-------- DATA SUPPLIED --------
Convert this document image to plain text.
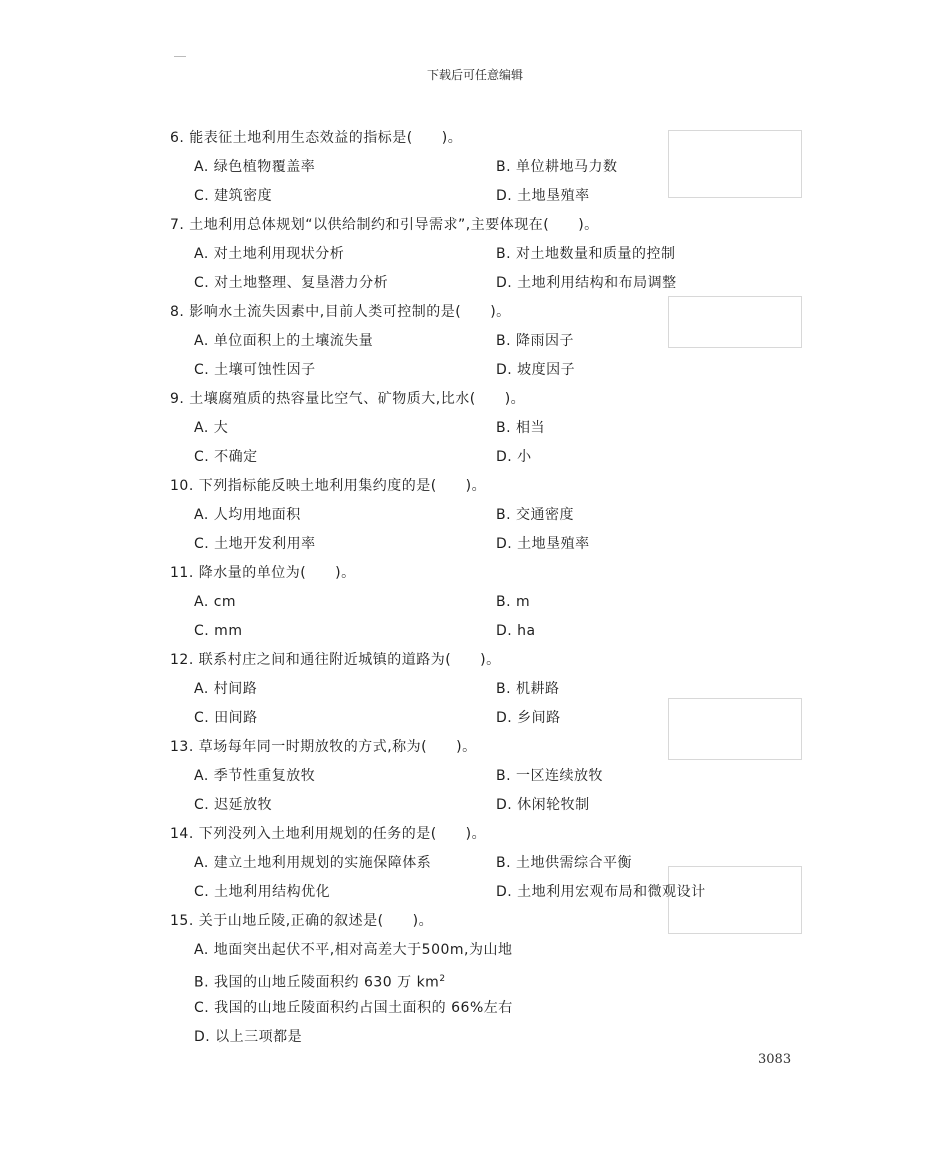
下载后可任意编辑
6. 能表征土地利用生态效益的指标是(　　)。
A. 绿色植物覆盖率	B. 单位耕地马力数
C. 建筑密度	D. 土地垦殖率
7. 土地利用总体规划“以供给制约和引导需求”,主要体现在(　　)。
A. 对土地利用现状分析	B. 对土地数量和质量的控制
C. 对土地整理、复垦潜力分析	D. 土地利用结构和布局调整
8. 影响水土流失因素中,目前人类可控制的是(　　)。
A. 单位面积上的土壤流失量	B. 降雨因子
C. 土壤可蚀性因子	D. 坡度因子
9. 土壤腐殖质的热容量比空气、矿物质大,比水(　　)。
A. 大	B. 相当
C. 不确定	D. 小
10. 下列指标能反映土地利用集约度的是(　　)。
A. 人均用地面积	B. 交通密度
C. 土地开发利用率	D. 土地垦殖率
11. 降水量的单位为(　　)。
A. cm	B. m
C. mm	D. ha
12. 联系村庄之间和通往附近城镇的道路为(　　)。
A. 村间路	B. 机耕路
C. 田间路	D. 乡间路
13. 草场每年同一时期放牧的方式,称为(　　)。
A. 季节性重复放牧	B. 一区连续放牧
C. 迟延放牧	D. 休闲轮牧制
14. 下列没列入土地利用规划的任务的是(　　)。
A. 建立土地利用规划的实施保障体系	B. 土地供需综合平衡
C. 土地利用结构优化	D. 土地利用宏观布局和微观设计
15. 关于山地丘陵,正确的叙述是(　　)。
A. 地面突出起伏不平,相对高差大于500m,为山地
B. 我国的山地丘陵面积约 630 万 $km^2$
C. 我国的山地丘陵面积约占国土面积的 66%左右
D. 以上三项都是
3083
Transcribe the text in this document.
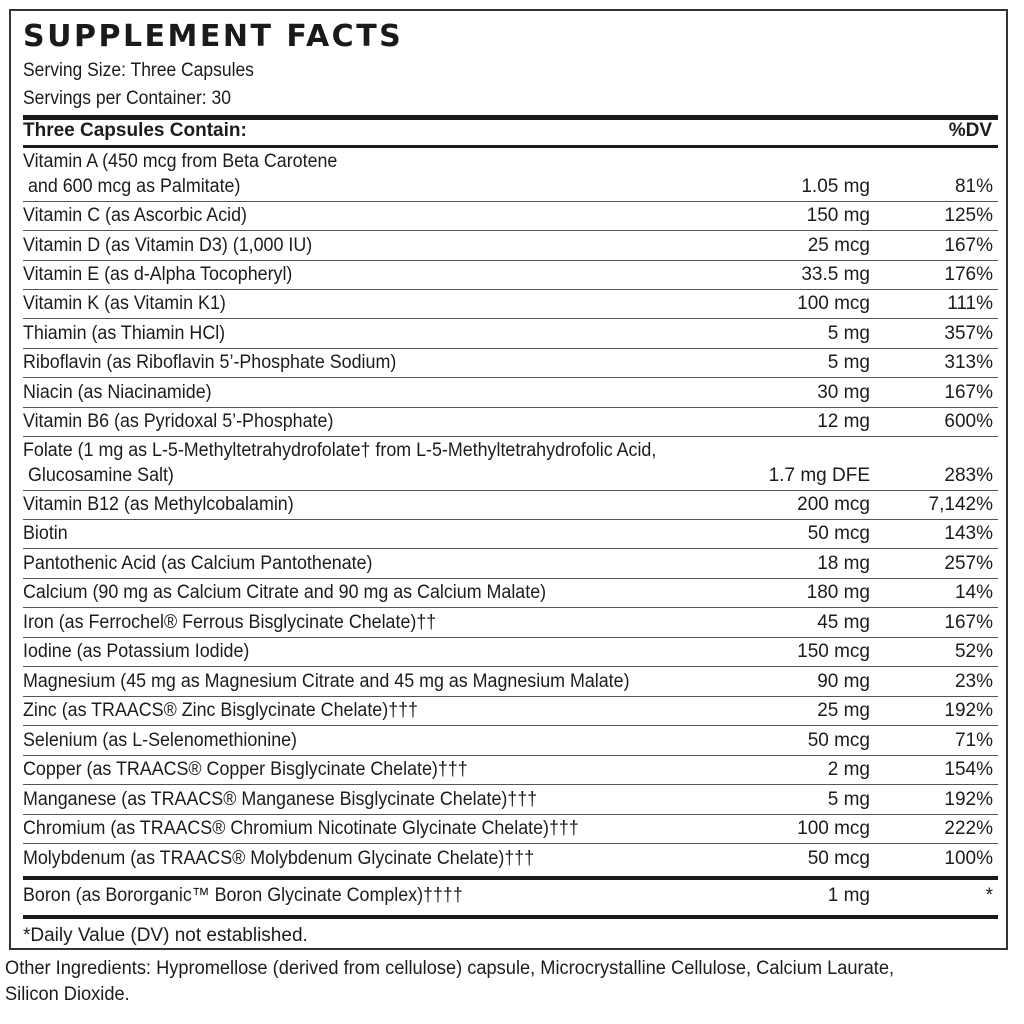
SUPPLEMENT FACTS
Serving Size: Three Capsules
Servings per Container: 30
Three Capsules Contain:	%DV
Vitamin A (450 mcg from Beta Carotene
and 600 mcg as Palmitate)	1.05 mg	81%
Vitamin C (as Ascorbic Acid)	150 mg	125%
Vitamin D (as Vitamin D3) (1,000 IU)	25 mcg	167%
Vitamin E (as d-Alpha Tocopheryl)	33.5 mg	176%
Vitamin K (as Vitamin K1)	100 mcg	111%
Thiamin (as Thiamin HCl)	5 mg	357%
Riboflavin (as Riboflavin 5’-Phosphate Sodium)	5 mg	313%
Niacin (as Niacinamide)	30 mg	167%
Vitamin B6 (as Pyridoxal 5’-Phosphate)	12 mg	600%
Folate (1 mg as L-5-Methyltetrahydrofolate† from L-5-Methyltetrahydrofolic Acid,
Glucosamine Salt)	1.7 mg DFE	283%
Vitamin B12 (as Methylcobalamin)	200 mcg	7,142%
Biotin	50 mcg	143%
Pantothenic Acid (as Calcium Pantothenate)	18 mg	257%
Calcium (90 mg as Calcium Citrate and 90 mg as Calcium Malate)	180 mg	14%
Iron (as Ferrochel® Ferrous Bisglycinate Chelate)††	45 mg	167%
Iodine (as Potassium Iodide)	150 mcg	52%
Magnesium (45 mg as Magnesium Citrate and 45 mg as Magnesium Malate)	90 mg	23%
Zinc (as TRAACS® Zinc Bisglycinate Chelate)†††	25 mg	192%
Selenium (as L-Selenomethionine)	50 mcg	71%
Copper (as TRAACS® Copper Bisglycinate Chelate)†††	2 mg	154%
Manganese (as TRAACS® Manganese Bisglycinate Chelate)†††	5 mg	192%
Chromium (as TRAACS® Chromium Nicotinate Glycinate Chelate)†††	100 mcg	222%
Molybdenum (as TRAACS® Molybdenum Glycinate Chelate)†††	50 mcg	100%
Boron (as Bororganic™ Boron Glycinate Complex)††††	1 mg	*
*Daily Value (DV) not established.
Other Ingredients: Hypromellose (derived from cellulose) capsule, Microcrystalline Cellulose, Calcium Laurate, Silicon Dioxide.
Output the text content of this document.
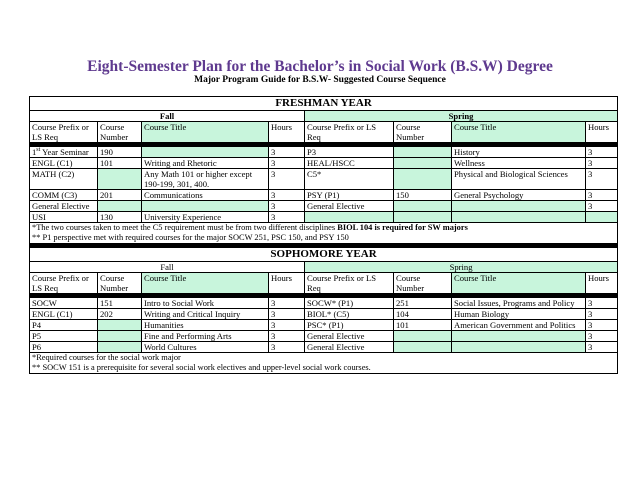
Eight-Semester Plan for the Bachelor’s in Social Work (B.S.W) Degree
Major Program Guide for B.S.W- Suggested Course Sequence
FRESHMAN YEAR							
Fall				Spring			
Course Prefix or LS Req	Course Number	Course Title	Hours	Course Prefix or LS Req	Course Number	Course Title	Hours

1st Year Seminar	190		3	P3		History	3
ENGL (C1)	101	Writing and Rhetoric	3	HEAL/HSCC		Wellness	3
MATH (C2)		Any Math 101 or higher except 190-199, 301, 400.	3	C5*		Physical and Biological Sciences	3
COMM (C3)	201	Communications	3	PSY (P1)	150	General Psychology	3
General Elective			3	General Elective			3
USI	130	University Experience	3				
*The two courses taken to meet the C5 requirement must be from two different disciplines BIOL 104 is required for SW majors
** P1 perspective met with required courses for the major SOCW 251, PSC 150, and PSY 150							

SOPHOMORE YEAR							
Fall				Spring			
Course Prefix or LS Req	Course Number	Course Title	Hours	Course Prefix or LS Req	Course Number	Course Title	Hours

SOCW	151	Intro to Social Work	3	SOCW* (P1)	251	Social Issues, Programs and Policy	3
ENGL (C1)	202	Writing and Critical Inquiry	3	BIOL* (C5)	104	Human Biology	3
P4		Humanities	3	PSC* (P1)	101	American Government and Politics	3
P5		Fine and Performing Arts	3	General Elective			3
P6		World Cultures	3	General Elective			3
*Required courses for the social work major
** SOCW 151 is a prerequisite for several social work electives and upper-level social work courses.							
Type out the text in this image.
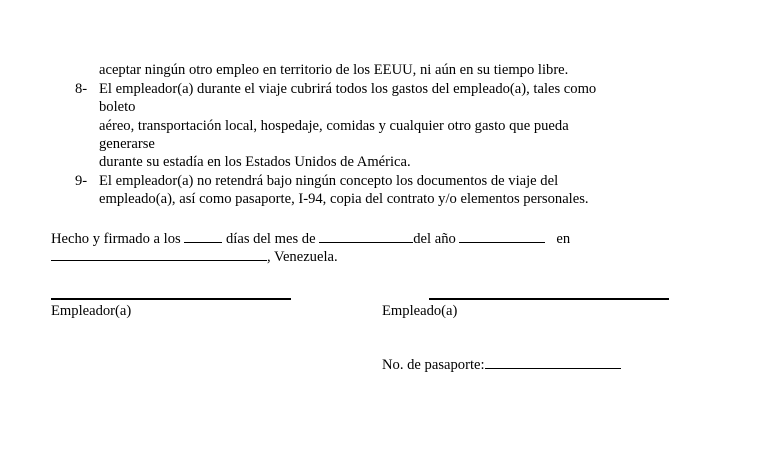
aceptar ningún otro empleo en territorio de los EEUU, ni aún en su tiempo libre.
8- El empleador(a) durante el viaje cubrirá todos los gastos del empleado(a), tales como
boleto
aéreo, transportación local, hospedaje, comidas y cualquier otro gasto que pueda
generarse
durante su estadía en los Estados Unidos de América.
9- El empleador(a) no retendrá bajo ningún concepto los documentos de viaje del
empleado(a), así como pasaporte, I-94, copia del contrato y/o elementos personales.
Hecho y firmado a los	días del mes de	del año	en
, Venezuela.
Empleador(a)	Empleado(a)
No. de pasaporte:
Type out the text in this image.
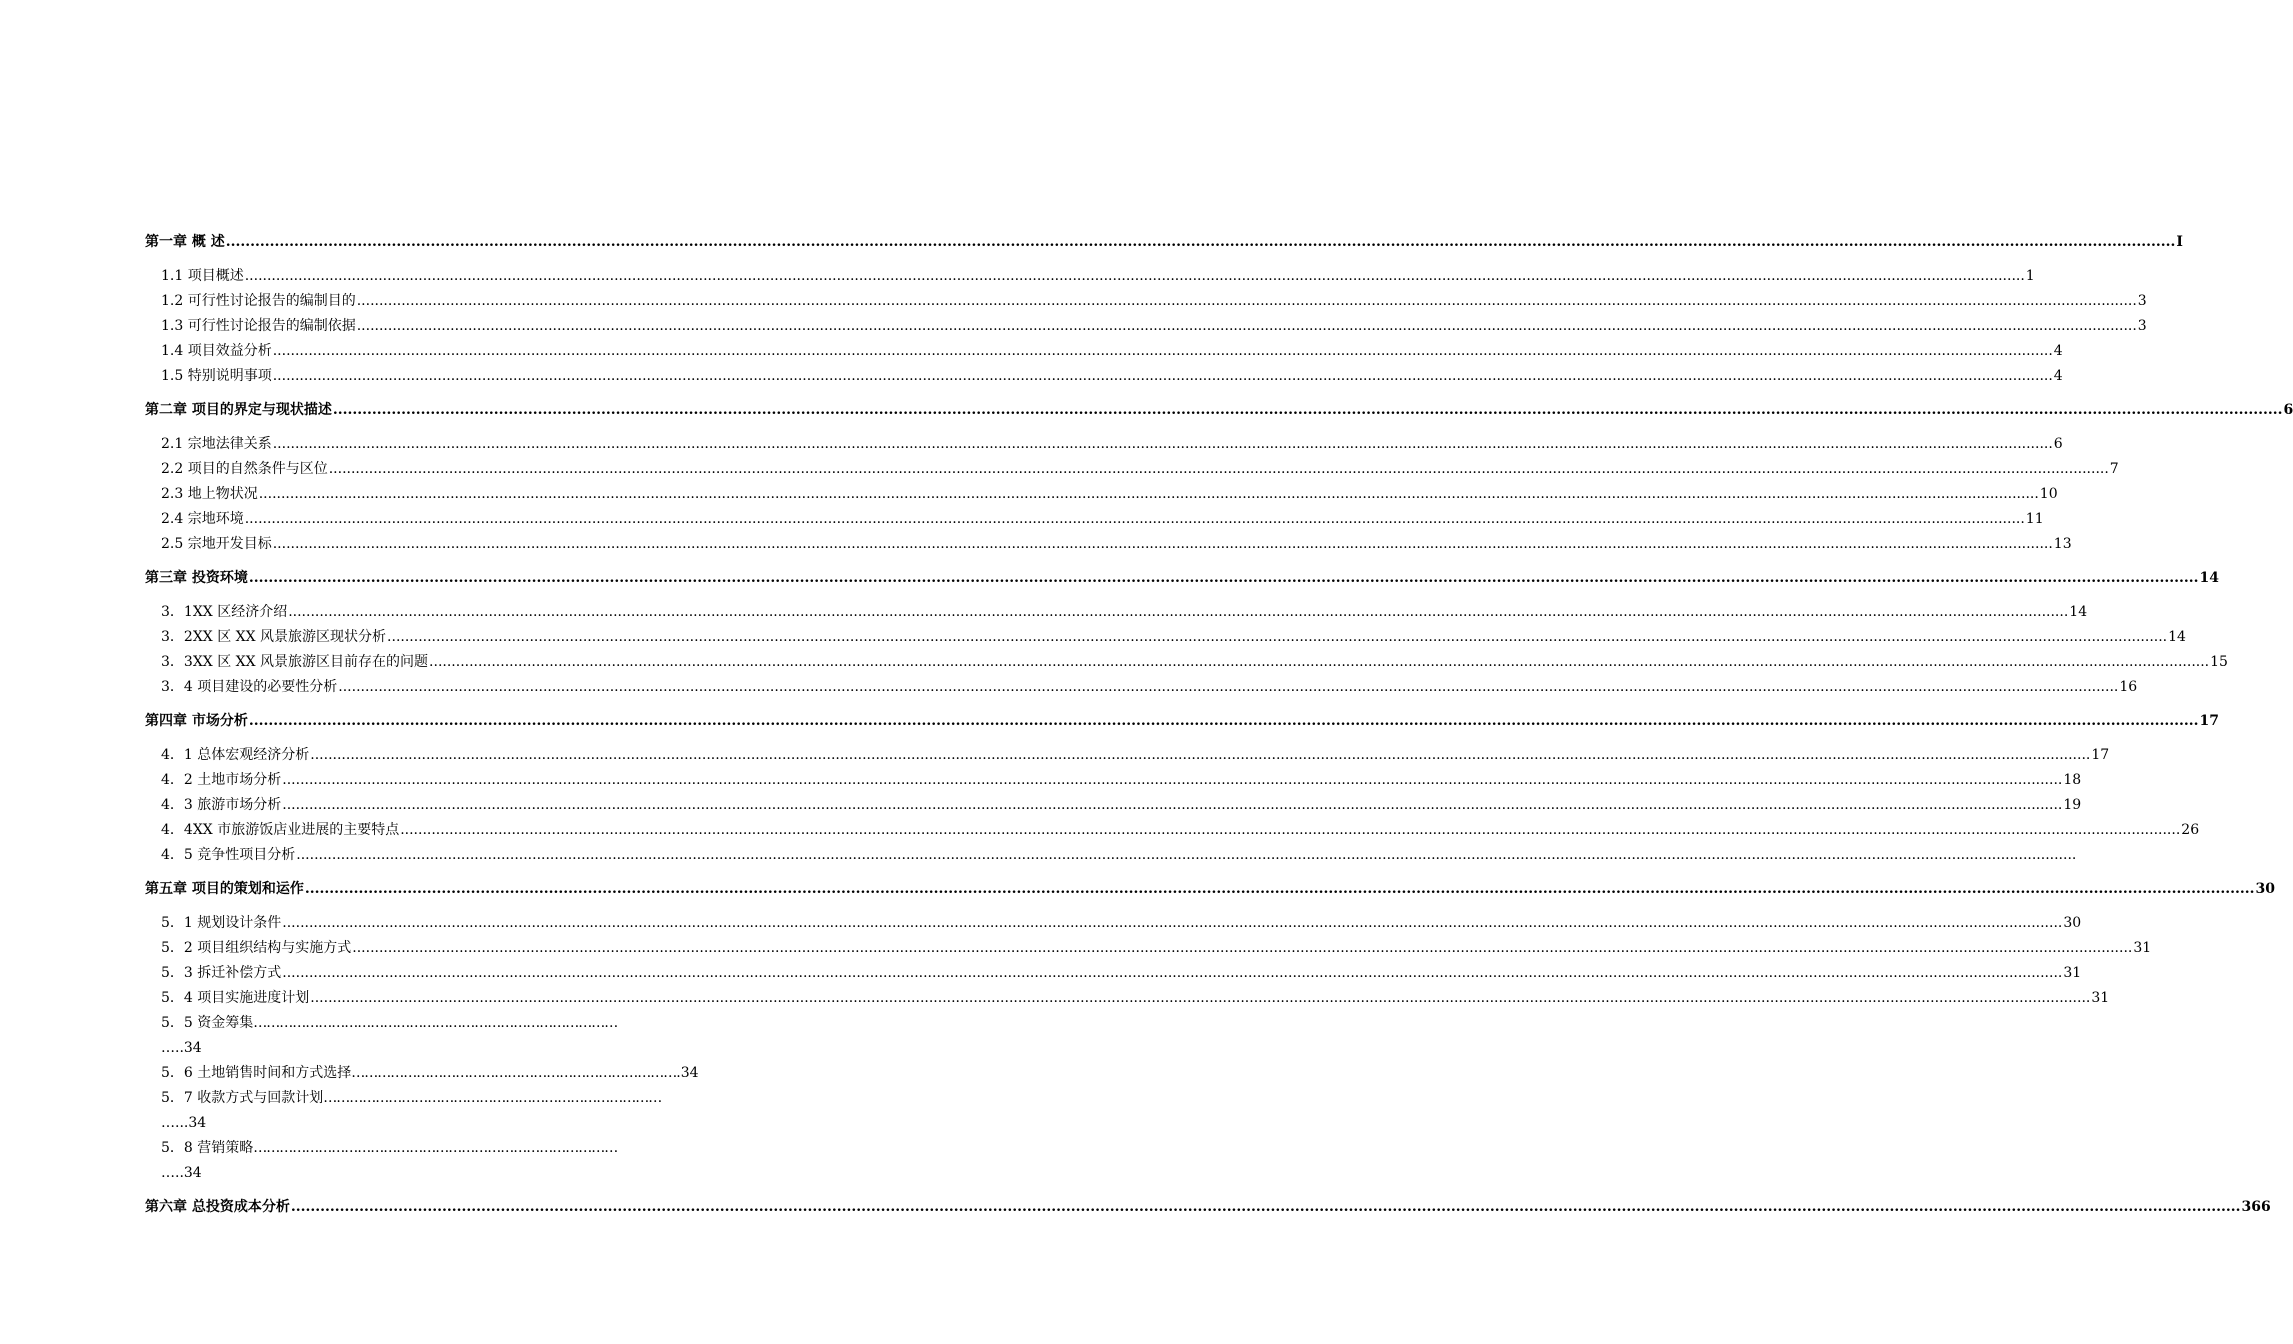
第一章 概 述 ................................................................................................................................................................................................................................................................................................................................................................................................................ I
1.1 项目概述 ................................................................................................................................................................................................................................................................................................................................................................................................................ 1
1.2 可行性讨论报告的编制目的 ................................................................................................................................................................................................................................................................................................................................................................................................................ 3
1.3 可行性讨论报告的编制依据 ................................................................................................................................................................................................................................................................................................................................................................................................................ 3
1.4 项目效益分析 ................................................................................................................................................................................................................................................................................................................................................................................................................ 4
1.5 特别说明事项 ................................................................................................................................................................................................................................................................................................................................................................................................................ 4
第二章 项目的界定与现状描述 ................................................................................................................................................................................................................................................................................................................................................................................................................ 6
2.1 宗地法律关系 ................................................................................................................................................................................................................................................................................................................................................................................................................ 6
2.2 项目的自然条件与区位 ................................................................................................................................................................................................................................................................................................................................................................................................................ 7
2.3 地上物状况 ................................................................................................................................................................................................................................................................................................................................................................................................................ 10
2.4 宗地环境 ................................................................................................................................................................................................................................................................................................................................................................................................................ 11
2.5 宗地开发目标 ................................................................................................................................................................................................................................................................................................................................................................................................................ 13
第三章 投资环境 ................................................................................................................................................................................................................................................................................................................................................................................................................ 14
3．1XX 区经济介绍 ................................................................................................................................................................................................................................................................................................................................................................................................................ 14
3．2XX 区 XX 风景旅游区现状分析 ................................................................................................................................................................................................................................................................................................................................................................................................................ 14
3．3XX 区 XX 风景旅游区目前存在的问题 ................................................................................................................................................................................................................................................................................................................................................................................................................ 15
3．4 项目建设的必要性分析 ................................................................................................................................................................................................................................................................................................................................................................................................................ 16
第四章 市场分析 ................................................................................................................................................................................................................................................................................................................................................................................................................ 17
4．1 总体宏观经济分析 ................................................................................................................................................................................................................................................................................................................................................................................................................ 17
4．2 土地市场分析 ................................................................................................................................................................................................................................................................................................................................................................................................................ 18
4．3 旅游市场分析 ................................................................................................................................................................................................................................................................................................................................................................................................................ 19
4．4XX 市旅游饭店业进展的主要特点 ................................................................................................................................................................................................................................................................................................................................................................................................................ 26
4．5 竞争性项目分析 ................................................................................................................................................................................................................................................................................................................................................................................................................
第五章 项目的策划和运作 ................................................................................................................................................................................................................................................................................................................................................................................................................ 30
5．1 规划设计条件 ................................................................................................................................................................................................................................................................................................................................................................................................................ 30
5．2 项目组织结构与实施方式 ................................................................................................................................................................................................................................................................................................................................................................................................................ 31
5．3 拆迁补偿方式 ................................................................................................................................................................................................................................................................................................................................................................................................................ 31
5．4 项目实施进度计划 ................................................................................................................................................................................................................................................................................................................................................................................................................ 31
5．5 资金筹集 …………………………………………………………………………
…..34
5．6 土地销售时间和方式选择 ………………………………………………………………… .34
5．7 收款方式与回款计划 ……………………………………………………………………
…...34
5．8 营销策略 …………………………………………………………………………
…..34
第六章 总投资成本分析 ................................................................................................................................................................................................................................................................................................................................................................................................................ 366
--------
## DIRECTIONS
Lines from the records above that hold "Three" are the ones to list.

## COMPLETED EXERCISE
Serving Size: Three Capsules
Three Capsules Contain:	%DV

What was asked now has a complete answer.